:: The data ::
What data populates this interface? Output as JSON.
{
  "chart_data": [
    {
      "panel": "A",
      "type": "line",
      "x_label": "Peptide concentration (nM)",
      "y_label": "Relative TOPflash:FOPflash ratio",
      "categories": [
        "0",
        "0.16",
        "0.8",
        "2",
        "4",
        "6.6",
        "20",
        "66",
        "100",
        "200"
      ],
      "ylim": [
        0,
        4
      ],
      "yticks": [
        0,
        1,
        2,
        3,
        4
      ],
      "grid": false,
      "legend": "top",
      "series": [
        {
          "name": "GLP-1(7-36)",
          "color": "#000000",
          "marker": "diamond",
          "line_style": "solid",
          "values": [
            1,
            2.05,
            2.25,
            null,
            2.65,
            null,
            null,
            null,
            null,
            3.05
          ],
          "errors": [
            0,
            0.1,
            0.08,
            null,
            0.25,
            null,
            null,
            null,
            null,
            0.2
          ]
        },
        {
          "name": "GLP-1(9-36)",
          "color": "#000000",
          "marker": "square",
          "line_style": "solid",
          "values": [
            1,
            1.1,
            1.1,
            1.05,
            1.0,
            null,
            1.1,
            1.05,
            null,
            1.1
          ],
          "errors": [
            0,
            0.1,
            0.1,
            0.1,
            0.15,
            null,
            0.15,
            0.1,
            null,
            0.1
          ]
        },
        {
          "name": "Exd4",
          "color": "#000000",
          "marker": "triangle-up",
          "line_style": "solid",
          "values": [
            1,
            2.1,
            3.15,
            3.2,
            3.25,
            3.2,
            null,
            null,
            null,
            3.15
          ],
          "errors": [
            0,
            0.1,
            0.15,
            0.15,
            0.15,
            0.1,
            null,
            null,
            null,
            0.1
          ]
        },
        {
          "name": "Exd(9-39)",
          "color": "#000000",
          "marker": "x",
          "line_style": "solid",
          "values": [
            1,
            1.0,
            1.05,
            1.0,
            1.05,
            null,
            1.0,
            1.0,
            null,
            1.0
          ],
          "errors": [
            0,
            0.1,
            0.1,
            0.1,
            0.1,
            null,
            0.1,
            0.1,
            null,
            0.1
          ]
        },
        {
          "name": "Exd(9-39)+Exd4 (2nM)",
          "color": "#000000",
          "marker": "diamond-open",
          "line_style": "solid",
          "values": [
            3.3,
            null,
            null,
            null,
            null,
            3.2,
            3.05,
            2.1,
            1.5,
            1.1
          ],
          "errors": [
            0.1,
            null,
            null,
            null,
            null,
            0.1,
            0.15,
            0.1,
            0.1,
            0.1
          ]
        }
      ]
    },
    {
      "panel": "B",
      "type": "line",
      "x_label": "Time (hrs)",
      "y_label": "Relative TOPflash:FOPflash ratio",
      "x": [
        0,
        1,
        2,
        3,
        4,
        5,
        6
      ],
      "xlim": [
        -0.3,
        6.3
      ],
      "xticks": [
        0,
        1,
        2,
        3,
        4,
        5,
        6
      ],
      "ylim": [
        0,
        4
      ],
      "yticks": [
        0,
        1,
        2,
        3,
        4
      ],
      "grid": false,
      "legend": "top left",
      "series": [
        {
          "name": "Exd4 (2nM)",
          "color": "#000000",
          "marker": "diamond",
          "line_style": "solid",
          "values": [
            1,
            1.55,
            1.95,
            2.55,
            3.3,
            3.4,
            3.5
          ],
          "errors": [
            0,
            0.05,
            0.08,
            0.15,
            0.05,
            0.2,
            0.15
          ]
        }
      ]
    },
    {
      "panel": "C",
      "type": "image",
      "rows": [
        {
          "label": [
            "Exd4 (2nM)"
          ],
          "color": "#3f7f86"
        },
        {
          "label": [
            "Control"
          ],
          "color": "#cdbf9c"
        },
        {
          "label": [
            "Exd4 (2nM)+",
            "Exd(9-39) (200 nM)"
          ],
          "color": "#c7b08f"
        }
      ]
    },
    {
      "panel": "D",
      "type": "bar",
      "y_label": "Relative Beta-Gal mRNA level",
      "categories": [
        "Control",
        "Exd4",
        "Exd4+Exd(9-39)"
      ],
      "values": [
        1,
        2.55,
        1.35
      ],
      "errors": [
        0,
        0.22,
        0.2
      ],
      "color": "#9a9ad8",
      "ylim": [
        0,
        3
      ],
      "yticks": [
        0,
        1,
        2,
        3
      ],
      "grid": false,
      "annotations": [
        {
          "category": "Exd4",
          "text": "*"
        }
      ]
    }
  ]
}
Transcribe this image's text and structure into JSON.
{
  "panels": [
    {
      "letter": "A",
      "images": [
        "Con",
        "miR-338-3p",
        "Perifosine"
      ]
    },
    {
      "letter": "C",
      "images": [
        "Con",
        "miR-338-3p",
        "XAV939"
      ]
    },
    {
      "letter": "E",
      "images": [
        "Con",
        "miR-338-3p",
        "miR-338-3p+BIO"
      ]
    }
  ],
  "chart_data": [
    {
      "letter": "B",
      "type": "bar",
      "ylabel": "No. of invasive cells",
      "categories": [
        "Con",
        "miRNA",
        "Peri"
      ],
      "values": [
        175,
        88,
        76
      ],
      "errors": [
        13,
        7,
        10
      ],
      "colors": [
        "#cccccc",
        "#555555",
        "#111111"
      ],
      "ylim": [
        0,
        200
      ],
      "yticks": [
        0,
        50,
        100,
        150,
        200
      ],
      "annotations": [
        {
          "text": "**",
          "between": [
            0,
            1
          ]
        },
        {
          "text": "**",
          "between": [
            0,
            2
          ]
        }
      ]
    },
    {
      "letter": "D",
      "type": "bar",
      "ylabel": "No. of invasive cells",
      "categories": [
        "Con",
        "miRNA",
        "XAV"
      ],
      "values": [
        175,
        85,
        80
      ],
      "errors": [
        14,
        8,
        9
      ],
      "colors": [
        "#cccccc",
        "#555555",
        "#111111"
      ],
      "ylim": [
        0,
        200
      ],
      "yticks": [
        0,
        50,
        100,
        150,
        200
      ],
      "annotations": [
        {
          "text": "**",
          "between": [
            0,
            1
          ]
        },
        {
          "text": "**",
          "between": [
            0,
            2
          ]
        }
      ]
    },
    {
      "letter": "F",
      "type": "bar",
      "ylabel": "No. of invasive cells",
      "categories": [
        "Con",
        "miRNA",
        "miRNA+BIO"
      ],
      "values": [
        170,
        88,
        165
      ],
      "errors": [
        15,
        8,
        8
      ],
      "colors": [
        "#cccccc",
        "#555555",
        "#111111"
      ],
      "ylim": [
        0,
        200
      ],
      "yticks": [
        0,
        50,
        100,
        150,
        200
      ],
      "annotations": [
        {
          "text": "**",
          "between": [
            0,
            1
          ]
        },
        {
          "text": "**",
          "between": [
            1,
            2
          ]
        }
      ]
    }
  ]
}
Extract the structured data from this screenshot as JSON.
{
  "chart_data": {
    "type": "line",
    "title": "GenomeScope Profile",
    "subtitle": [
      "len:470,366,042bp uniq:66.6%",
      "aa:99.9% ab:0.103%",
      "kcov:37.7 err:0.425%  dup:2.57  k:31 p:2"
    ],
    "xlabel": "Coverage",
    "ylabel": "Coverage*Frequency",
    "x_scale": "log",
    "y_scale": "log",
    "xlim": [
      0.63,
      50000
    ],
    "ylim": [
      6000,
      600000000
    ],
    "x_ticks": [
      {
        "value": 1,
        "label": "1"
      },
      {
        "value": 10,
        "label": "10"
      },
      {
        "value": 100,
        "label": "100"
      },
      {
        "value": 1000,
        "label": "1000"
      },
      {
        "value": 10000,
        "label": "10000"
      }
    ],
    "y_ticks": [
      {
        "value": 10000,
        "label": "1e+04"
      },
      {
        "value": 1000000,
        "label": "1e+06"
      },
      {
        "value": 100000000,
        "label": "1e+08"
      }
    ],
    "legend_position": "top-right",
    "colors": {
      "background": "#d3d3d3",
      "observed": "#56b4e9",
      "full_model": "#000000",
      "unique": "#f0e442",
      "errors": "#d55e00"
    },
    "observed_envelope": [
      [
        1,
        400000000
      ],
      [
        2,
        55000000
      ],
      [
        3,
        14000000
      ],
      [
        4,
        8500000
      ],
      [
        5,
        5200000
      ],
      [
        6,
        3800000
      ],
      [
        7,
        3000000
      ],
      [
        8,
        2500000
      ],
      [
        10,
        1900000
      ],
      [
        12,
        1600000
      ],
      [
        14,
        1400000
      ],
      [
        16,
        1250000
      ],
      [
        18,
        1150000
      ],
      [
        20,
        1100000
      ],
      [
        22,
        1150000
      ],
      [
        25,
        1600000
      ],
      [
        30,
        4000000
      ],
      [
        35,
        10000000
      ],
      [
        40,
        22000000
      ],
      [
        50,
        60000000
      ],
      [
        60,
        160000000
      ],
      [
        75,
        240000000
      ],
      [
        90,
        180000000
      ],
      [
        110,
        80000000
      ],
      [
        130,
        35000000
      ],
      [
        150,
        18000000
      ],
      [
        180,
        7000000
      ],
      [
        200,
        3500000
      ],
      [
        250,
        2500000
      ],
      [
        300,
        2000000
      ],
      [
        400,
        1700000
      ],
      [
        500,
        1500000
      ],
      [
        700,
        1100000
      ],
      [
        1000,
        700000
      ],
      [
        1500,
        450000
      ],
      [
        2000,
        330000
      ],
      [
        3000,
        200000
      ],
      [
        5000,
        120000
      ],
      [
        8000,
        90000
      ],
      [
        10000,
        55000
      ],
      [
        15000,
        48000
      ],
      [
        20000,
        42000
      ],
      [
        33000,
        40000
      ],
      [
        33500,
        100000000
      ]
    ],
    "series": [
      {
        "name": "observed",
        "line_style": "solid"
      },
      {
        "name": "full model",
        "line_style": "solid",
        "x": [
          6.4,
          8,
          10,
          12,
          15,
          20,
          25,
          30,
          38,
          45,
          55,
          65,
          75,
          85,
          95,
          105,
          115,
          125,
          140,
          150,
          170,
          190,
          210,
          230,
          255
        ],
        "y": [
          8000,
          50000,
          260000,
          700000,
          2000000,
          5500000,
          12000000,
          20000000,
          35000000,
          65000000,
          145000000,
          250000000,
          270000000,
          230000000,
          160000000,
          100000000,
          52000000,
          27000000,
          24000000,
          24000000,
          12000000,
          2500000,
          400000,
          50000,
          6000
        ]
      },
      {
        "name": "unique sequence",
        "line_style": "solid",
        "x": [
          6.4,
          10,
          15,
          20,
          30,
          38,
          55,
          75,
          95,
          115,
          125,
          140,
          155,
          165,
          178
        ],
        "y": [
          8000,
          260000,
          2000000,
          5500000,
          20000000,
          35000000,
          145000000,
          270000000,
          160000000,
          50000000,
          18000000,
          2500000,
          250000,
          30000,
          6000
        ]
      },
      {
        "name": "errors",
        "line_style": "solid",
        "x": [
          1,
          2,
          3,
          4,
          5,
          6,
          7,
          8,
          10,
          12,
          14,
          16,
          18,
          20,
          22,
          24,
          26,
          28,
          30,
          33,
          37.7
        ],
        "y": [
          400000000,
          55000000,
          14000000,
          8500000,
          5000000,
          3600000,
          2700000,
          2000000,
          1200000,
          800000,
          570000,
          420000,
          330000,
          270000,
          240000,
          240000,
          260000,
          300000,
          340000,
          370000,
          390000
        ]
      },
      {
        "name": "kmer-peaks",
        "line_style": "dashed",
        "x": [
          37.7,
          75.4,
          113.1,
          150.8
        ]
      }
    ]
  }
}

:: The task ::
Taking each line of the material above in turn, count those containing the string "letter". State the number alone.

:: Written answer ::
6